REQUEST =>
Repeat the records in full and exactly, omitting pictures.

------

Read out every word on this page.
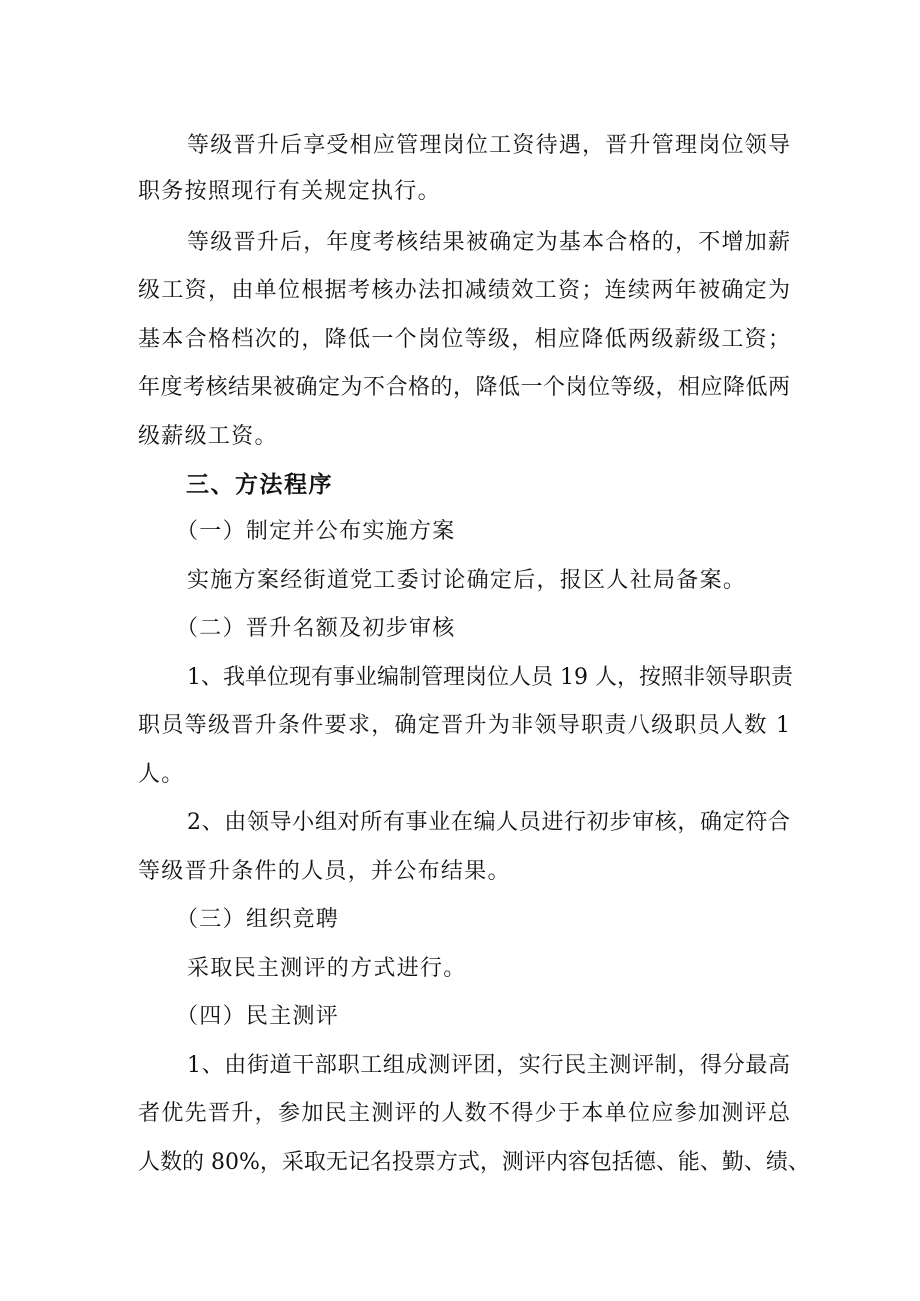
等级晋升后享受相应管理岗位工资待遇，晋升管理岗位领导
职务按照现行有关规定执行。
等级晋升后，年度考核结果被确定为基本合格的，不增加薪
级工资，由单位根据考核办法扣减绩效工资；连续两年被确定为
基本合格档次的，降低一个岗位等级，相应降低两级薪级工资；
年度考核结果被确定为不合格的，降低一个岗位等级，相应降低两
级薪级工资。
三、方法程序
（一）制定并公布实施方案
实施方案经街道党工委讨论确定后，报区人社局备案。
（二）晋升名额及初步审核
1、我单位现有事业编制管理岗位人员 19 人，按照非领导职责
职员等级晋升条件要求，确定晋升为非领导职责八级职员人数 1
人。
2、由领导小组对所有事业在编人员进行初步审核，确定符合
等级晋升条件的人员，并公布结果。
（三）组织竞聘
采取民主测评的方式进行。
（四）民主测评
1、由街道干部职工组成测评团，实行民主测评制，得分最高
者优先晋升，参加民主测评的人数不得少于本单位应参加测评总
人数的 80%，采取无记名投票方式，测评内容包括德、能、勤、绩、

------

ANSWER BELOW =>
Read out every word on this page.
等级晋升后享受相应管理岗位工资待遇，晋升管理岗位领导
职务按照现行有关规定执行。
等级晋升后，年度考核结果被确定为基本合格的，不增加薪
级工资，由单位根据考核办法扣减绩效工资；连续两年被确定为
基本合格档次的，降低一个岗位等级，相应降低两级薪级工资；
年度考核结果被确定为不合格的，降低一个岗位等级，相应降低两
级薪级工资。
三、方法程序
（一）制定并公布实施方案
实施方案经街道党工委讨论确定后，报区人社局备案。
（二）晋升名额及初步审核
1、我单位现有事业编制管理岗位人员 19 人，按照非领导职责
职员等级晋升条件要求，确定晋升为非领导职责八级职员人数 1
人。
2、由领导小组对所有事业在编人员进行初步审核，确定符合
等级晋升条件的人员，并公布结果。
（三）组织竞聘
采取民主测评的方式进行。
（四）民主测评
1、由街道干部职工组成测评团，实行民主测评制，得分最高
者优先晋升，参加民主测评的人数不得少于本单位应参加测评总
人数的 80%，采取无记名投票方式，测评内容包括德、能、勤、绩、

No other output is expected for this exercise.